- _DATA TO USE_:
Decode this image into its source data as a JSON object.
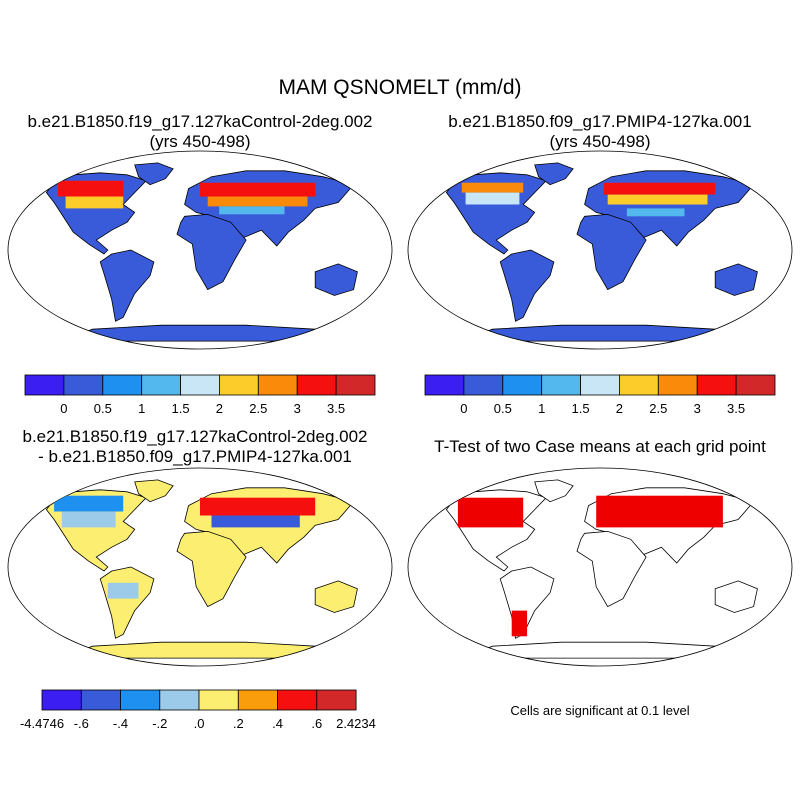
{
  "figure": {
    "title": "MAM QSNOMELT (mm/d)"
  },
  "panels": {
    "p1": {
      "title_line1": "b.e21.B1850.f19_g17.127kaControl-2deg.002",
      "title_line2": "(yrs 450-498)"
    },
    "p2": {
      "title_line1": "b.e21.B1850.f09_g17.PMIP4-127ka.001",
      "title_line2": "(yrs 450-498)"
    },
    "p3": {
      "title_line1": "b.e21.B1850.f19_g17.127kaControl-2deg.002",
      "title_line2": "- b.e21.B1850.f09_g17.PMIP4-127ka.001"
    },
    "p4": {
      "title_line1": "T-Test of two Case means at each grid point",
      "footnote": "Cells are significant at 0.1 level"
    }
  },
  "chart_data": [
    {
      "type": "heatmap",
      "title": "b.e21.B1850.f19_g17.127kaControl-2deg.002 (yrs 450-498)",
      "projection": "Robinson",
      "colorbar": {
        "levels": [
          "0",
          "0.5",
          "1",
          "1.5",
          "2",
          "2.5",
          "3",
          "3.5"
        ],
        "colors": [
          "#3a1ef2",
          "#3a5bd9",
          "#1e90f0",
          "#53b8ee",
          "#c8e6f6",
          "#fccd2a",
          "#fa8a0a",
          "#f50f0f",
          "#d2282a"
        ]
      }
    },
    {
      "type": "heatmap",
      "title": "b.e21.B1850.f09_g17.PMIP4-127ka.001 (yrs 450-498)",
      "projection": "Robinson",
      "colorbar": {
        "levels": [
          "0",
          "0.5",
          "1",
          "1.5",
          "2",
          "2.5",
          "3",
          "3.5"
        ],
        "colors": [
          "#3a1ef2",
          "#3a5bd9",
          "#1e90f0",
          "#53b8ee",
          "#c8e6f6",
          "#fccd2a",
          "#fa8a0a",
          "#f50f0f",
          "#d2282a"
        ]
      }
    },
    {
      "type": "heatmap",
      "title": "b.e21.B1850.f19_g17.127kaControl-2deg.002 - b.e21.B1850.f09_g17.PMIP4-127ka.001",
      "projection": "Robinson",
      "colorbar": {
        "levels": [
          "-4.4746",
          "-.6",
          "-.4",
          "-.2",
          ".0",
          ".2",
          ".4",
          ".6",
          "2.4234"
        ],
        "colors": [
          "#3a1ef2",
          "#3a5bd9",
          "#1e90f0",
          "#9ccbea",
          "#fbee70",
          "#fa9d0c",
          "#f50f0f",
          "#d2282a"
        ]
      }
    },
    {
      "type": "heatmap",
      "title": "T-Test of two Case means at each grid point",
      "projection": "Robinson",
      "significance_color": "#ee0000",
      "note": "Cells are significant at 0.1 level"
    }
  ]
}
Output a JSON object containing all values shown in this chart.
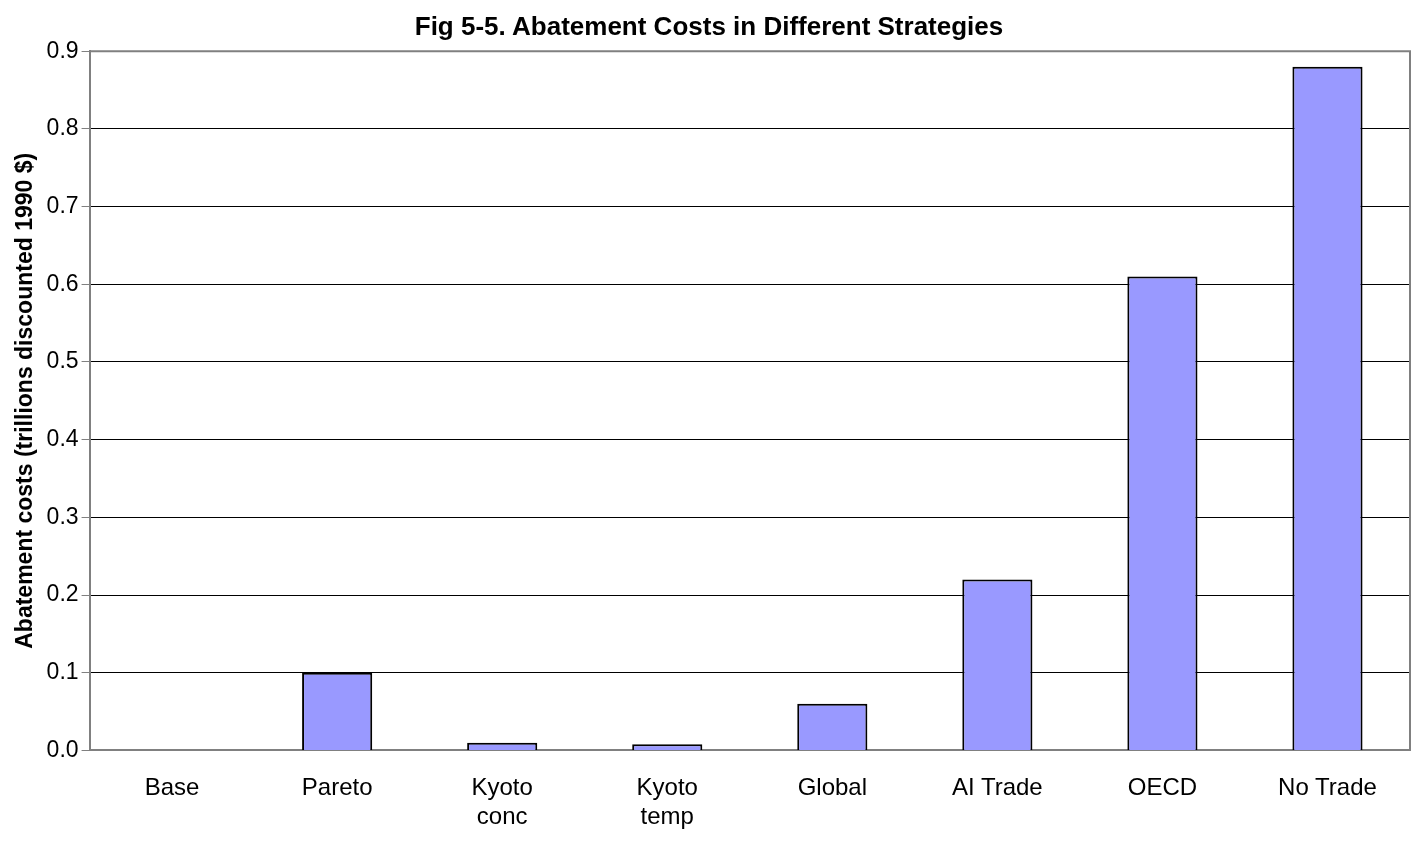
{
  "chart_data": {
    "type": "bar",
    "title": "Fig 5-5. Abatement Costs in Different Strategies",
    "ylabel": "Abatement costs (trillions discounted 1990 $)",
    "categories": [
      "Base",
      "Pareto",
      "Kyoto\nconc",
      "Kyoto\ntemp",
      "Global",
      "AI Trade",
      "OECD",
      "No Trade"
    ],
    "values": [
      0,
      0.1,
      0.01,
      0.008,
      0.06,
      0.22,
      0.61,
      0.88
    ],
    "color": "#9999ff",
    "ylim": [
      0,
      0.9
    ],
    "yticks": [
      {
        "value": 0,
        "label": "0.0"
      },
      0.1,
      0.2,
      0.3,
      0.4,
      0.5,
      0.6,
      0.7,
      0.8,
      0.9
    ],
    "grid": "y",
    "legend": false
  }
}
...
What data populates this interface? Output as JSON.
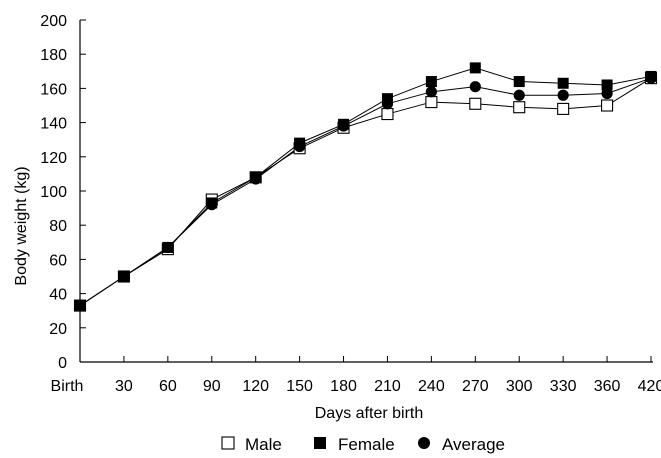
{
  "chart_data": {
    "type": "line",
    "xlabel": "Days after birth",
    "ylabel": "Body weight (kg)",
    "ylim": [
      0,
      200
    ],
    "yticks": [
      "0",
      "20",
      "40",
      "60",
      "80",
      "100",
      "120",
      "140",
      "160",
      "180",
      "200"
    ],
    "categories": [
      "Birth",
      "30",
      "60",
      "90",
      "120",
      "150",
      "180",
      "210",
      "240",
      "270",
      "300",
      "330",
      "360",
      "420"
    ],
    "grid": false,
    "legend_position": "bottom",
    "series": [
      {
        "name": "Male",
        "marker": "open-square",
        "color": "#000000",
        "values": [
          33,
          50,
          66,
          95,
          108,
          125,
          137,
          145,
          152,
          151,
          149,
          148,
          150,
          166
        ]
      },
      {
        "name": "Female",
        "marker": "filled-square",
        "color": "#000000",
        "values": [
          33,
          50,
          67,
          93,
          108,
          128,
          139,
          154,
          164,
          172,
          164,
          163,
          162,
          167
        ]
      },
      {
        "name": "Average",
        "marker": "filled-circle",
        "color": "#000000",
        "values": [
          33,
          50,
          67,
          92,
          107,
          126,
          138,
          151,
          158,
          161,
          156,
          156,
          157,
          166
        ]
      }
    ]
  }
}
...
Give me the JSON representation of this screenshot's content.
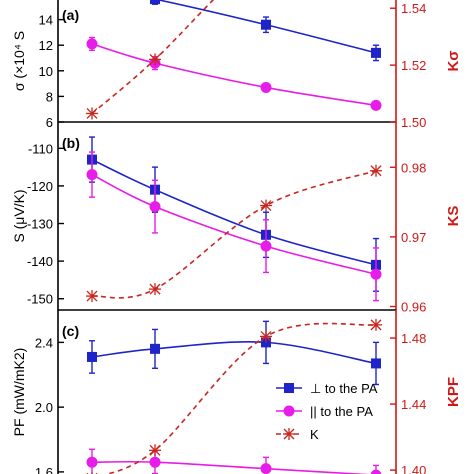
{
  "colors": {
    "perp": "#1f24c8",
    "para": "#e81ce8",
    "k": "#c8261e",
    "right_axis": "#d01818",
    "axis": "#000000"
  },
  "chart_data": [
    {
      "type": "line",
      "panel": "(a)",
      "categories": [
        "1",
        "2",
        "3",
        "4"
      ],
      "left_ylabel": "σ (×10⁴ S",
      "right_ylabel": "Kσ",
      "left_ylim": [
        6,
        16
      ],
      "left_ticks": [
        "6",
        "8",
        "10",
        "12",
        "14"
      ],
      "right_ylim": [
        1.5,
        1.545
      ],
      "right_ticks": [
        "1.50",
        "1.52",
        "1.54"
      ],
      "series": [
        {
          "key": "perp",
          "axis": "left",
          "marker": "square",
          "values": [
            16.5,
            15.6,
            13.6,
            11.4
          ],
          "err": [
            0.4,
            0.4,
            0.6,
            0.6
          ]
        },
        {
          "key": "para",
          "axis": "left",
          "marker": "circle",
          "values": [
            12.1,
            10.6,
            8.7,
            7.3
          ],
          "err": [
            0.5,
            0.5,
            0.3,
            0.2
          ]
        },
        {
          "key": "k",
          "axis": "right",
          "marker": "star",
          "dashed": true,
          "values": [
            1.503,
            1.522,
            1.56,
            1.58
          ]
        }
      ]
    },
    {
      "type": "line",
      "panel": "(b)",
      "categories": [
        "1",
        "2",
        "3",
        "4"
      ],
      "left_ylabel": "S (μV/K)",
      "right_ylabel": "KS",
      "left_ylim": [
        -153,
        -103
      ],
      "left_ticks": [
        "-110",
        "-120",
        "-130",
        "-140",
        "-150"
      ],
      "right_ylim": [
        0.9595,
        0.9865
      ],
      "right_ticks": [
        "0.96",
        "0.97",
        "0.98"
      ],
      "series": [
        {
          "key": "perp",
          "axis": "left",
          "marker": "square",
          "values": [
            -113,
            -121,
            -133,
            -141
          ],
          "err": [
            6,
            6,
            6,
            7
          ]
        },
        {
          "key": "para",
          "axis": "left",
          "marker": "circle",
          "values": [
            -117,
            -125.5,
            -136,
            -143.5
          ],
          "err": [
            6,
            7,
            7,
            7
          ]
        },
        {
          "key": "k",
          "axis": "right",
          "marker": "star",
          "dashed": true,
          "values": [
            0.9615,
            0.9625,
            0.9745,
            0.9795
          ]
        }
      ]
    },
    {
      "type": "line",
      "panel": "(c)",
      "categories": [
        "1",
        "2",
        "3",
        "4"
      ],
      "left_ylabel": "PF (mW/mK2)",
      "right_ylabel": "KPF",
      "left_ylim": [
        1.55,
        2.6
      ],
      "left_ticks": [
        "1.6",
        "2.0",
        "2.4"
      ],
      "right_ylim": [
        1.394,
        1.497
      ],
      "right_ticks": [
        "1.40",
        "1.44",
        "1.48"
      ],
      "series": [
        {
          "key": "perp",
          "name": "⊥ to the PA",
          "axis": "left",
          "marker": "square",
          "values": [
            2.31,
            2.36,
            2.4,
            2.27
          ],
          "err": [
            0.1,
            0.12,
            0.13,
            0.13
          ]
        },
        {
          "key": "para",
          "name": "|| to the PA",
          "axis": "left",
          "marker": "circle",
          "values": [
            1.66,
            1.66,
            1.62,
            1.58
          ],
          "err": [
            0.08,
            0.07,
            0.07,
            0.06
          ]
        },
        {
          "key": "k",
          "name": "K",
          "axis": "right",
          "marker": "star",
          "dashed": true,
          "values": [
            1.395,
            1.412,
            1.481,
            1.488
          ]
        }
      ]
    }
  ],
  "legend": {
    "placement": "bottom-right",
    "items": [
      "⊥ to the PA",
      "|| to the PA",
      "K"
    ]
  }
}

- _SHORT PROBLEM_:
Gather from the entries above all lines that include the string "object".

- _EXERCISE SOLUTION_:
Decode this image into its source data as a JSON object.
Output a JSON object containing all values shown in this chart.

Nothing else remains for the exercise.